• Information shown
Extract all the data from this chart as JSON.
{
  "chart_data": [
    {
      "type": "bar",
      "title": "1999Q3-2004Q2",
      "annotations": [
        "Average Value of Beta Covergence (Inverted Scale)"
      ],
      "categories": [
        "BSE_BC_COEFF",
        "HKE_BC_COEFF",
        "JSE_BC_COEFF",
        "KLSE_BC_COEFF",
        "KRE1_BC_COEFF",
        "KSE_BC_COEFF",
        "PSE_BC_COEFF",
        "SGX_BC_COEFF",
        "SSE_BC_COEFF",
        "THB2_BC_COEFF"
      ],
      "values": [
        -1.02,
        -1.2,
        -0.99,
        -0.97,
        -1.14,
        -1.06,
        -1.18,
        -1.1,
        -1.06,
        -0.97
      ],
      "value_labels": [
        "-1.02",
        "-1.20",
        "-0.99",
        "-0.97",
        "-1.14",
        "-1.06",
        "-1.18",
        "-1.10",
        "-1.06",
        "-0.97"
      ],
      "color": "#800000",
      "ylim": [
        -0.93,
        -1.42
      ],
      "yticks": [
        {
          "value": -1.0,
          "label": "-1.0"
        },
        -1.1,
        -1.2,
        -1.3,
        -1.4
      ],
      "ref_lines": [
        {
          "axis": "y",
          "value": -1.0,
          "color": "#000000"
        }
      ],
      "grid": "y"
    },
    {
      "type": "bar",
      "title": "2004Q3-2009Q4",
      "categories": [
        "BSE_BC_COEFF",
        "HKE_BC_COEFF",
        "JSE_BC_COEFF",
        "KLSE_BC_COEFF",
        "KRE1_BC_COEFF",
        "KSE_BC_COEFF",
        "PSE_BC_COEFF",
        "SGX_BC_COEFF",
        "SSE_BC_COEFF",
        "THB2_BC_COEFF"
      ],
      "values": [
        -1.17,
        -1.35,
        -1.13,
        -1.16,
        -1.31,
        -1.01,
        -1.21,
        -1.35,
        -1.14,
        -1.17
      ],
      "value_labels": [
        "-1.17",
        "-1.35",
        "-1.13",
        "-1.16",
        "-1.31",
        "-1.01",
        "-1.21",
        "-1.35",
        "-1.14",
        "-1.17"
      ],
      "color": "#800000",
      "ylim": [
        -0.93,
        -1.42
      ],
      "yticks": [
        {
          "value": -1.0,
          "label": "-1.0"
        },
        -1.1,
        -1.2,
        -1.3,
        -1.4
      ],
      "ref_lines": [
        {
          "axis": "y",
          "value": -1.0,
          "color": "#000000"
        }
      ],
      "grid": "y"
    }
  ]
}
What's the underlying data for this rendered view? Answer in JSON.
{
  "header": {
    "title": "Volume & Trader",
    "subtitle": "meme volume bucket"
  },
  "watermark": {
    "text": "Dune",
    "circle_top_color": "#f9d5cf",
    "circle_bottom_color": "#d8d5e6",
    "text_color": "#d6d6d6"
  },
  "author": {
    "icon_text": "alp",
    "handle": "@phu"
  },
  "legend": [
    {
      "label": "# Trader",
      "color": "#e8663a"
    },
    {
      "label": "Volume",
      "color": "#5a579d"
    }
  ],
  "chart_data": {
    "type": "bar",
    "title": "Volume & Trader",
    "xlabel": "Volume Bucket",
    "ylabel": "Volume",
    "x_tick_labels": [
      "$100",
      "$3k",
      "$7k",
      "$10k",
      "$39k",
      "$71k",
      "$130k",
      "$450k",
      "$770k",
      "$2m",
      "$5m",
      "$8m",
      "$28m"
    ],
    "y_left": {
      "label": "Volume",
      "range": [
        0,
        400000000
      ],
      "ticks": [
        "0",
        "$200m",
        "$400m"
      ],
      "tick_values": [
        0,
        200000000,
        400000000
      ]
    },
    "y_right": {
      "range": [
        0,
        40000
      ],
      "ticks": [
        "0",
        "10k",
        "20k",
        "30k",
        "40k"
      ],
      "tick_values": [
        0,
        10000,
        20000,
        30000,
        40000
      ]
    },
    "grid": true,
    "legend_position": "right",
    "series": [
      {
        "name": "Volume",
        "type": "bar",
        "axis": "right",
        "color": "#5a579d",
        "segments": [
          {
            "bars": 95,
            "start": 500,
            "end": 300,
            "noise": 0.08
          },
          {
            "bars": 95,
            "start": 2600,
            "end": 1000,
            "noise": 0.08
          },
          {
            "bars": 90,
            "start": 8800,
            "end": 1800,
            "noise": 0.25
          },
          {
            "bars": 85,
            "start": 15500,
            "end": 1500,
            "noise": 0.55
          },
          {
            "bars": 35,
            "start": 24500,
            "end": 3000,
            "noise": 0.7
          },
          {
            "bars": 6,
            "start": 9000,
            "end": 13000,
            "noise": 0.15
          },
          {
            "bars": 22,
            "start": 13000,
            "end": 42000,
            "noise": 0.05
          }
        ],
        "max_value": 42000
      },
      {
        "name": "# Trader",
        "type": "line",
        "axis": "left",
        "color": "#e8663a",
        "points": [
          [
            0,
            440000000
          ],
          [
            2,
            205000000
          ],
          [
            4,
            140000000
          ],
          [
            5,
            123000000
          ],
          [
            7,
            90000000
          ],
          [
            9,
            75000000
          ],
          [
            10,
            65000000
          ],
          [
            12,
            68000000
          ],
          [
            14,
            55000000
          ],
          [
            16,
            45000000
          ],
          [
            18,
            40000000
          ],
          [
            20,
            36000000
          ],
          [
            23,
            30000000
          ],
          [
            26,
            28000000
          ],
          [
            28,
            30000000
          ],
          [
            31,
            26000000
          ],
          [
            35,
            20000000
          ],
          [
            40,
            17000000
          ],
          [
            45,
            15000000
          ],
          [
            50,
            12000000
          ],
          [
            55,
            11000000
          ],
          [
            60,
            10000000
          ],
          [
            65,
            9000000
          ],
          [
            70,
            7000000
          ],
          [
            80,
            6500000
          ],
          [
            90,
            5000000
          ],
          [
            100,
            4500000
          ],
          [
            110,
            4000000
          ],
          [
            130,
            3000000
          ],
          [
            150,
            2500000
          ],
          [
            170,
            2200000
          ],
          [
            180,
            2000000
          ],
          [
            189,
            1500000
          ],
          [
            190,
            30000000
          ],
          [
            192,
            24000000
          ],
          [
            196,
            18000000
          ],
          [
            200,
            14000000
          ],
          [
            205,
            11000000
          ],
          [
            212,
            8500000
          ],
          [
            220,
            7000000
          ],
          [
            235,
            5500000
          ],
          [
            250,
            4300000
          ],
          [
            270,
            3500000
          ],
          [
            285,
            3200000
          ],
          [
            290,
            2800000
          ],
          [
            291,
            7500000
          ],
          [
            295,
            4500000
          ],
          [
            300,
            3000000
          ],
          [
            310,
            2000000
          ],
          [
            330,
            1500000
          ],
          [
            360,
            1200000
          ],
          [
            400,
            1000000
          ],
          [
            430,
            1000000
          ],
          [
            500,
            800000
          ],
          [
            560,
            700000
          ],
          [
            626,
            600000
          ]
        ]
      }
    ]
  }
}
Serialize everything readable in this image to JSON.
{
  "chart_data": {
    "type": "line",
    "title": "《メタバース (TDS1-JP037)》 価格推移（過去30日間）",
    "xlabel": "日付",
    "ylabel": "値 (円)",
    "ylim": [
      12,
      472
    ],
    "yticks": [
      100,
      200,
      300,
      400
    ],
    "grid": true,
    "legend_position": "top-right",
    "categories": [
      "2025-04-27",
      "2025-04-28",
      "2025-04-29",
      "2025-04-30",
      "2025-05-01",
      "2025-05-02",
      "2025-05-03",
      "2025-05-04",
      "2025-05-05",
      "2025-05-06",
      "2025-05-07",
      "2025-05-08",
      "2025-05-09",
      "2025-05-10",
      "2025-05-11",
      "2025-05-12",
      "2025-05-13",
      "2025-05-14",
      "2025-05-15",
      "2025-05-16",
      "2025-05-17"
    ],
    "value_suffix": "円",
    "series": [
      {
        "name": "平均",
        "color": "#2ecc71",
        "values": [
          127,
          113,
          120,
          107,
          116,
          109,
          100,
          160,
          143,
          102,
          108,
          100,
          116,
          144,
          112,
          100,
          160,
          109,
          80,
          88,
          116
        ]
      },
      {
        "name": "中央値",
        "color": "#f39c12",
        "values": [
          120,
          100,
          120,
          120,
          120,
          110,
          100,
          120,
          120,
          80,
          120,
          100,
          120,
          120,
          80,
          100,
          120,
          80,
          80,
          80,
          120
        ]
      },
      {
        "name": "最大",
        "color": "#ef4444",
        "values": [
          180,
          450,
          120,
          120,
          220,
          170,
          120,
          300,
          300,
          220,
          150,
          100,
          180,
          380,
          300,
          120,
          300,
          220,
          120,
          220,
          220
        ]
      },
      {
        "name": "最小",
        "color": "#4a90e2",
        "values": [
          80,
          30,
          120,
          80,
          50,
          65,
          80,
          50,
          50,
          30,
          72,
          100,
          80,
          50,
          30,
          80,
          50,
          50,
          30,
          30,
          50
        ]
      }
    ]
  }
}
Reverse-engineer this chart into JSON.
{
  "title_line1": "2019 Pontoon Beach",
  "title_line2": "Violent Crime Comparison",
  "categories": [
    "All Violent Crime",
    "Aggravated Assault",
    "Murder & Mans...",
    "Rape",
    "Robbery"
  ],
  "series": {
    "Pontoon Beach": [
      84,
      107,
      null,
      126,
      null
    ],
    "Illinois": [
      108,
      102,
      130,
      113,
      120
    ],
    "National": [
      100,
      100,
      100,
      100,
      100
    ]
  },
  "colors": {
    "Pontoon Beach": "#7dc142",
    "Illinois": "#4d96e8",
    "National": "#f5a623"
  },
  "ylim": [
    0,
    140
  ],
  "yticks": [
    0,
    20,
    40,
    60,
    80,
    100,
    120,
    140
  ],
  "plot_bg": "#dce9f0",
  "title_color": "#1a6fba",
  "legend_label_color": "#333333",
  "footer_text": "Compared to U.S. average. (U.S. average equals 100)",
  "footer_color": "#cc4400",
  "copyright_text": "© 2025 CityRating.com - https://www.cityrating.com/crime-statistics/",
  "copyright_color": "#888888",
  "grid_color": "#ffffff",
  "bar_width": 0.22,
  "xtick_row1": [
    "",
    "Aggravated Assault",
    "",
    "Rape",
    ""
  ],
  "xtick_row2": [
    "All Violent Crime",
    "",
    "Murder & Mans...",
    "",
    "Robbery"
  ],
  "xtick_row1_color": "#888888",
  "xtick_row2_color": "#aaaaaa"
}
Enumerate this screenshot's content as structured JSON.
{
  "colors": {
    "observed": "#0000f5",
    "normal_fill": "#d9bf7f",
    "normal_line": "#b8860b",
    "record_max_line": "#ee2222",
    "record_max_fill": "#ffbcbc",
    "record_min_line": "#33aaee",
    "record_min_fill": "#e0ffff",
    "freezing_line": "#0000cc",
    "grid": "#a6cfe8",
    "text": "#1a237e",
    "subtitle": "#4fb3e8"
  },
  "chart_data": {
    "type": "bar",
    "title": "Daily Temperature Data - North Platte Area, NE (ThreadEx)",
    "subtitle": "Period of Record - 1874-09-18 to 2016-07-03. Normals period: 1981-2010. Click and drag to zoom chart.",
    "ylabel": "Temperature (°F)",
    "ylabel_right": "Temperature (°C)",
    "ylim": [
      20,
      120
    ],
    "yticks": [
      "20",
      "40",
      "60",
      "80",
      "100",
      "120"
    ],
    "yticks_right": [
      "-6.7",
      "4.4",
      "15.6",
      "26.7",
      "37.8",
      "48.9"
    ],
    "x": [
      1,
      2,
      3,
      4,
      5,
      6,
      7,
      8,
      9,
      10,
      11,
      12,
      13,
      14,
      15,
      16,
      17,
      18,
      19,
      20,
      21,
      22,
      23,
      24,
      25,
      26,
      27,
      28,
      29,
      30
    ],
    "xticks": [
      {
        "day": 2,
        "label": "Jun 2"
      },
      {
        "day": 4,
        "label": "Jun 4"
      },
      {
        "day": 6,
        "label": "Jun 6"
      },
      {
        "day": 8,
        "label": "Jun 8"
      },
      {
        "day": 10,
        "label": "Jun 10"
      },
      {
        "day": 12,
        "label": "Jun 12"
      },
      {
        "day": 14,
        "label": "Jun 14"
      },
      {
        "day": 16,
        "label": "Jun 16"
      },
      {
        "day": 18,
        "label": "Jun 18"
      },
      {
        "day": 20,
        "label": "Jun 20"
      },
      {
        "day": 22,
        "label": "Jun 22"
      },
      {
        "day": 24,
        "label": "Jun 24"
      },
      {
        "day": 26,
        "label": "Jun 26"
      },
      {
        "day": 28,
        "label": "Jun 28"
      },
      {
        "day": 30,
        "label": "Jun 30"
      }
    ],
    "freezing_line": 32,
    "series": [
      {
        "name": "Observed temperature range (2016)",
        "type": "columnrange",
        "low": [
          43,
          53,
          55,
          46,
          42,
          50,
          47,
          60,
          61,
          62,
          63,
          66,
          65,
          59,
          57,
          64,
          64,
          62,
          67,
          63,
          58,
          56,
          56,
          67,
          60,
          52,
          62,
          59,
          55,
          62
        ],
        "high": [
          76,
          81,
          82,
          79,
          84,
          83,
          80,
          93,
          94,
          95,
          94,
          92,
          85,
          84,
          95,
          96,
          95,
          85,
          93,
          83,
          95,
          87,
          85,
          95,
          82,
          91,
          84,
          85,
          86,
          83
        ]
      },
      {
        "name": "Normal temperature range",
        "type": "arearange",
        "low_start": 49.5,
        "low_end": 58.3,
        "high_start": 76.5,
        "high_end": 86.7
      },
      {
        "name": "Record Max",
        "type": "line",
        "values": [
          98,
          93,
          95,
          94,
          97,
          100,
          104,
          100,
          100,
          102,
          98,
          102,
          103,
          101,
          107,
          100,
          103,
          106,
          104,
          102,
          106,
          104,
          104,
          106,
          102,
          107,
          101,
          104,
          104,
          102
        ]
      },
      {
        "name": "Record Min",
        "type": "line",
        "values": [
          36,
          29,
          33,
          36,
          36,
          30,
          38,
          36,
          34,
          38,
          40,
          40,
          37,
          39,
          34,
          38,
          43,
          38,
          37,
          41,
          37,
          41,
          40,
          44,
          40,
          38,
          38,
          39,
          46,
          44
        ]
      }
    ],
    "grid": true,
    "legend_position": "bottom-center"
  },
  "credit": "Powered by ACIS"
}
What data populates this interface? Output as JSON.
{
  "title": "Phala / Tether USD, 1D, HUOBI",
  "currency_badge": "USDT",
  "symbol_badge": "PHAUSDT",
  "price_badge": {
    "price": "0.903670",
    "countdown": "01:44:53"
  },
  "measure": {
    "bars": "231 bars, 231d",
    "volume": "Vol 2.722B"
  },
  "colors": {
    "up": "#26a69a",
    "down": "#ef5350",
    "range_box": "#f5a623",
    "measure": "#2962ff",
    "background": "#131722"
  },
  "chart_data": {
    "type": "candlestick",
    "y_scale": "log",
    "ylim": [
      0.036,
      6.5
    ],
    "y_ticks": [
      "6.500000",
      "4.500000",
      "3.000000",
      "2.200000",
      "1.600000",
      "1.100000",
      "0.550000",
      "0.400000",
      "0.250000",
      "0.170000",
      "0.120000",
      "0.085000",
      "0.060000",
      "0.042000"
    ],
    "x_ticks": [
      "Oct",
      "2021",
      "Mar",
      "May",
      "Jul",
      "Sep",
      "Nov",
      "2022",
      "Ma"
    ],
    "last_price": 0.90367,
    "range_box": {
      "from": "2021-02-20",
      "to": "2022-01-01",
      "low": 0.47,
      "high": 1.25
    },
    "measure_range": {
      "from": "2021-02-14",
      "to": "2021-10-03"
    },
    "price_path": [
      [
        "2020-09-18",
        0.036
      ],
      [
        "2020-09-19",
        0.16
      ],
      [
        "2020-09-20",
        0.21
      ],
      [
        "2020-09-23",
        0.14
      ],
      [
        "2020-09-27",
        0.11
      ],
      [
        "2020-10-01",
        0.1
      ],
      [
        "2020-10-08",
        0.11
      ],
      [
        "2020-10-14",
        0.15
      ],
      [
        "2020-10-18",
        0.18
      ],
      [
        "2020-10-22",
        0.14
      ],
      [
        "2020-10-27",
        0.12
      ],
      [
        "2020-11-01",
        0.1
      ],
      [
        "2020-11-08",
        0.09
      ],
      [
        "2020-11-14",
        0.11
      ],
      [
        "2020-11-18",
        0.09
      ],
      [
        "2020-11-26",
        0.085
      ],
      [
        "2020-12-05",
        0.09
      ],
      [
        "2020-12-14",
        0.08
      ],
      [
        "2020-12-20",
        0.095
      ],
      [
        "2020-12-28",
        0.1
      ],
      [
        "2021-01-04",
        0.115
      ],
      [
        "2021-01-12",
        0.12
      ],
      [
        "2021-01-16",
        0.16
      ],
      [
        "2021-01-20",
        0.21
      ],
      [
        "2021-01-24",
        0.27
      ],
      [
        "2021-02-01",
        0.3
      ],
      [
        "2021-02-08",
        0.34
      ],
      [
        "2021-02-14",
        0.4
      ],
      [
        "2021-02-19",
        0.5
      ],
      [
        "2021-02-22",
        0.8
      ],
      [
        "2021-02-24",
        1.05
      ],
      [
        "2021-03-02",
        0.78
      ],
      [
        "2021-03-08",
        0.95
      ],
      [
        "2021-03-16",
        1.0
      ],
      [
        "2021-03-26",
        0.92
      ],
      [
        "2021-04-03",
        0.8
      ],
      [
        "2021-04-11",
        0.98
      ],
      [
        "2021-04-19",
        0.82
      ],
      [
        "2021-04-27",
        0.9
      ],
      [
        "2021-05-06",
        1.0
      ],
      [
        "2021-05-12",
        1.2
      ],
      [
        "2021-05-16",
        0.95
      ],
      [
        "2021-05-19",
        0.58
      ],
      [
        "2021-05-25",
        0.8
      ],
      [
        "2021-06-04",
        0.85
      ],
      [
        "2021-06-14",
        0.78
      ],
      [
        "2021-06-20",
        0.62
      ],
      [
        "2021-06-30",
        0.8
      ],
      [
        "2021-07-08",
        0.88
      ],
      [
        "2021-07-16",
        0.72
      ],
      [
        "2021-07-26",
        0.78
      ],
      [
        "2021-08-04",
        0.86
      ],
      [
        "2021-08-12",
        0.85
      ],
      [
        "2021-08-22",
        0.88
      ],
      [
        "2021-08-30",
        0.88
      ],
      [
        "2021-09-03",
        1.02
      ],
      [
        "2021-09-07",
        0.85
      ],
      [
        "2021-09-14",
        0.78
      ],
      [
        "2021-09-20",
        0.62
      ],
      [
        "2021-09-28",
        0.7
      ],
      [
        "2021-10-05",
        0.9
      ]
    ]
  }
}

• The request
Check each line above for the word "from", and copy the lines where it appears.

• Task answer
Extract all the data from this chart as JSON.
      "from": "2021-02-20",
      "from": "2021-02-14",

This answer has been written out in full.